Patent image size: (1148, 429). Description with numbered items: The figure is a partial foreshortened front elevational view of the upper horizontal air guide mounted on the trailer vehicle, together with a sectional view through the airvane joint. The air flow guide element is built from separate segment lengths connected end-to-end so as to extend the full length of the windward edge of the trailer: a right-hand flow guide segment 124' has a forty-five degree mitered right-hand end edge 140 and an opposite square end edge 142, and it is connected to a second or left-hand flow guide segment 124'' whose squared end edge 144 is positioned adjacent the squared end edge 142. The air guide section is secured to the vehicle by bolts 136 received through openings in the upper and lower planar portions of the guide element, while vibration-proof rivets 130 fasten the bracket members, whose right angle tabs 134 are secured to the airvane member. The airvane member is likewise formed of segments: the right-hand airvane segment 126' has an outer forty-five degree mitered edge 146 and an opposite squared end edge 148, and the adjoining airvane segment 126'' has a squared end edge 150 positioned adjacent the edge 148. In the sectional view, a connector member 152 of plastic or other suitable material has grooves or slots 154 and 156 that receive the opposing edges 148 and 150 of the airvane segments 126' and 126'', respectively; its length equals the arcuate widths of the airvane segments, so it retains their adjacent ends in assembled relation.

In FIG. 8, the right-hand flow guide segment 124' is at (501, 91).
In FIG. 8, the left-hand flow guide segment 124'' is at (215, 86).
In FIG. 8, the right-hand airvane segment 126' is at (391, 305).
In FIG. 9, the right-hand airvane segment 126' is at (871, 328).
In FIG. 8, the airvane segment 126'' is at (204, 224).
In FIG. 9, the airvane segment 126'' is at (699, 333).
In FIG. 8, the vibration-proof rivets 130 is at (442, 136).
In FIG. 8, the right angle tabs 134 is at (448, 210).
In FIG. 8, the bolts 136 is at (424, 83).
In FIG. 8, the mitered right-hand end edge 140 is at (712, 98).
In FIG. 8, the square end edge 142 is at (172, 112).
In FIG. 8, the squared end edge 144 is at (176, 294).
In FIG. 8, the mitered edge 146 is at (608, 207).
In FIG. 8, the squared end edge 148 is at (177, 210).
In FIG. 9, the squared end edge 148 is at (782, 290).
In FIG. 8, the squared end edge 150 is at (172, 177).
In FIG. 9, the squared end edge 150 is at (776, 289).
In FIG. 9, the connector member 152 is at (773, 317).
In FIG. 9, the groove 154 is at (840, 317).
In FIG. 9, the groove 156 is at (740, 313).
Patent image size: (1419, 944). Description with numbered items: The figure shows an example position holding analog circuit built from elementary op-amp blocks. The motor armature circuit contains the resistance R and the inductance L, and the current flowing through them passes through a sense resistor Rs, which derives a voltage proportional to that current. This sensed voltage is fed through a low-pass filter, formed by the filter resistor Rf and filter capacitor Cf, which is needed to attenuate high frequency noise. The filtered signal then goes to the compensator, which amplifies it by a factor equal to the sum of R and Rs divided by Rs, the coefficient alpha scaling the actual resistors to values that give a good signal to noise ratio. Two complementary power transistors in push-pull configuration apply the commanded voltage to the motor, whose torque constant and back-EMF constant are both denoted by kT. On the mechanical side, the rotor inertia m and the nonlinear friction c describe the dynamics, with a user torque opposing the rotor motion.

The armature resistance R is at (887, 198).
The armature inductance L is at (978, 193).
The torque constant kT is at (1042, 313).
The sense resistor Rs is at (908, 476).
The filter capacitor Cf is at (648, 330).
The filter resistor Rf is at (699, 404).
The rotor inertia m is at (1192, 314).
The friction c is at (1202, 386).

*TASK TO COMPLETE*. Format the listing above as a JSON list of strings, with one string for each line and blank lines omitted.

*RESULT*.
[
  "Patent image size: (1148, 429). Description with numbered items: The figure is a partial foreshortened front elevational view of the upper horizontal air guide mounted on the trailer vehicle, together with a sectional view through the airvane joint. The air flow guide element is built from separate segment lengths connected end-to-end so as to extend the full length of the windward edge of the trailer: a right-hand flow guide segment 124' has a forty-five degree mitered right-hand end edge 140 and an opposite square end edge 142, and it is connected to a second or left-hand flow guide segment 124'' whose squared end edge 144 is positioned adjacent the squared end edge 142. The air guide section is secured to the vehicle by bolts 136 received through openings in the upper and lower planar portions of the guide element, while vibration-proof rivets 130 fasten the bracket members, whose right angle tabs 134 are secured to the airvane member. The airvane member is likewise formed of segments: the right-hand airvane segment 126' has an outer forty-five degree mitered edge 146 and an opposite squared end edge 148, and the adjoining airvane segment 126'' has a squared end edge 150 positioned adjacent the edge 148. In the sectional view, a connector member 152 of plastic or other suitable material has grooves or slots 154 and 156 that receive the opposing edges 148 and 150 of the airvane segments 126' and 126'', respectively; its length equals the arcuate widths of the airvane segments, so it retains their adjacent ends in assembled relation.",
  "In FIG. 8, the right-hand flow guide segment 124' is at (501, 91).",
  "In FIG. 8, the left-hand flow guide segment 124'' is at (215, 86).",
  "In FIG. 8, the right-hand airvane segment 126' is at (391, 305).",
  "In FIG. 9, the right-hand airvane segment 126' is at (871, 328).",
  "In FIG. 8, the airvane segment 126'' is at (204, 224).",
  "In FIG. 9, the airvane segment 126'' is at (699, 333).",
  "In FIG. 8, the vibration-proof rivets 130 is at (442, 136).",
  "In FIG. 8, the right angle tabs 134 is at (448, 210).",
  "In FIG. 8, the bolts 136 is at (424, 83).",
  "In FIG. 8, the mitered right-hand end edge 140 is at (712, 98).",
  "In FIG. 8, the square end edge 142 is at (172, 112).",
  "In FIG. 8, the squared end edge 144 is at (176, 294).",
  "In FIG. 8, the mitered edge 146 is at (608, 207).",
  "In FIG. 8, the squared end edge 148 is at (177, 210).",
  "In FIG. 9, the squared end edge 148 is at (782, 290).",
  "In FIG. 8, the squared end edge 150 is at (172, 177).",
  "In FIG. 9, the squared end edge 150 is at (776, 289).",
  "In FIG. 9, the connector member 152 is at (773, 317).",
  "In FIG. 9, the groove 154 is at (840, 317).",
  "In FIG. 9, the groove 156 is at (740, 313).",
  "Patent image size: (1419, 944). Description with numbered items: The figure shows an example position holding analog circuit built from elementary op-amp blocks. The motor armature circuit contains the resistance R and the inductance L, and the current flowing through them passes through a sense resistor Rs, which derives a voltage proportional to that current. This sensed voltage is fed through a low-pass filter, formed by the filter resistor Rf and filter capacitor Cf, which is needed to attenuate high frequency noise. The filtered signal then goes to the compensator, which amplifies it by a factor equal to the sum of R and Rs divided by Rs, the coefficient alpha scaling the actual resistors to values that give a good signal to noise ratio. Two complementary power transistors in push-pull configuration apply the commanded voltage to the motor, whose torque constant and back-EMF constant are both denoted by kT. On the mechanical side, the rotor inertia m and the nonlinear friction c describe the dynamics, with a user torque opposing the rotor motion.",
  "The armature resistance R is at (887, 198).",
  "The armature inductance L is at (978, 193).",
  "The torque constant kT is at (1042, 313).",
  "The sense resistor Rs is at (908, 476).",
  "The filter capacitor Cf is at (648, 330).",
  "The filter resistor Rf is at (699, 404).",
  "The rotor inertia m is at (1192, 314).",
  "The friction c is at (1202, 386)."
]